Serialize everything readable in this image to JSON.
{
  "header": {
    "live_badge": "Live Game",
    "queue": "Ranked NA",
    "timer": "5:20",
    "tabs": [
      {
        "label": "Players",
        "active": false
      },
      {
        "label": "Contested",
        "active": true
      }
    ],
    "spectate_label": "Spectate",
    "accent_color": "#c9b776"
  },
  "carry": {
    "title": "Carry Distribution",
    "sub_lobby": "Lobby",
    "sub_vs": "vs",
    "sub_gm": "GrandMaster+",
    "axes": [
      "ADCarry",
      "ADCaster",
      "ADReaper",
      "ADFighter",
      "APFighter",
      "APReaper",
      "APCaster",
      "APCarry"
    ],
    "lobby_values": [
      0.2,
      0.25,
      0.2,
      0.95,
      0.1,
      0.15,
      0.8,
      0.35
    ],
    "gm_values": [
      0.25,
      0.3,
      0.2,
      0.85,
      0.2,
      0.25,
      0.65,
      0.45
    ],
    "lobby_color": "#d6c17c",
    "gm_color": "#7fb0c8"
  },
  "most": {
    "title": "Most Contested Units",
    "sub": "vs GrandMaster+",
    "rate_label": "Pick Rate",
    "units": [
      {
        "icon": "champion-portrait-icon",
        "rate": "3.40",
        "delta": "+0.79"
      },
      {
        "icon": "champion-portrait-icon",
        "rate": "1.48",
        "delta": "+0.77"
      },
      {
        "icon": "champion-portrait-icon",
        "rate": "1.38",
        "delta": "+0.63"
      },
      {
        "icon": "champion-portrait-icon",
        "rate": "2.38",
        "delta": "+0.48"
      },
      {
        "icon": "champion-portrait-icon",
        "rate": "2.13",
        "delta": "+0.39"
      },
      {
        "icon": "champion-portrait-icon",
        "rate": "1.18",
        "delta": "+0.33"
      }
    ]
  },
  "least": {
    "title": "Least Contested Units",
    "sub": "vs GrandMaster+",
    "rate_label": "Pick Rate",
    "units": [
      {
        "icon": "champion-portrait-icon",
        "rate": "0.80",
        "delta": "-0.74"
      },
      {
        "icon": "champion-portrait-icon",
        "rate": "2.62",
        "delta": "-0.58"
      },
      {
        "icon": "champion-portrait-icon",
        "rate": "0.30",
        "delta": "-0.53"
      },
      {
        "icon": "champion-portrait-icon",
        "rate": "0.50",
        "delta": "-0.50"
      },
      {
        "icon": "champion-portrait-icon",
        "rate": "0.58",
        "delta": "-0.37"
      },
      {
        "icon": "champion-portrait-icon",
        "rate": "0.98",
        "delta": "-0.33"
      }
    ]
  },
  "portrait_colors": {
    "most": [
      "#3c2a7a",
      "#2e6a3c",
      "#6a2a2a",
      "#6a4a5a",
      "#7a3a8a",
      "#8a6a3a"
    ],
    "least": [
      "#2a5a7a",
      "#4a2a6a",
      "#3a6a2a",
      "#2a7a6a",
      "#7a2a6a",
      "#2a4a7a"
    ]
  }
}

************

**TASK GOAL**:
Check each line of the records for the word "delta", and show the lines that contain it.

**REPLY**:
        "delta": "+0.79"
        "delta": "+0.77"
        "delta": "+0.63"
        "delta": "+0.48"
        "delta": "+0.39"
        "delta": "+0.33"
        "delta": "-0.74"
        "delta": "-0.58"
        "delta": "-0.53"
        "delta": "-0.50"
        "delta": "-0.37"
        "delta": "-0.33"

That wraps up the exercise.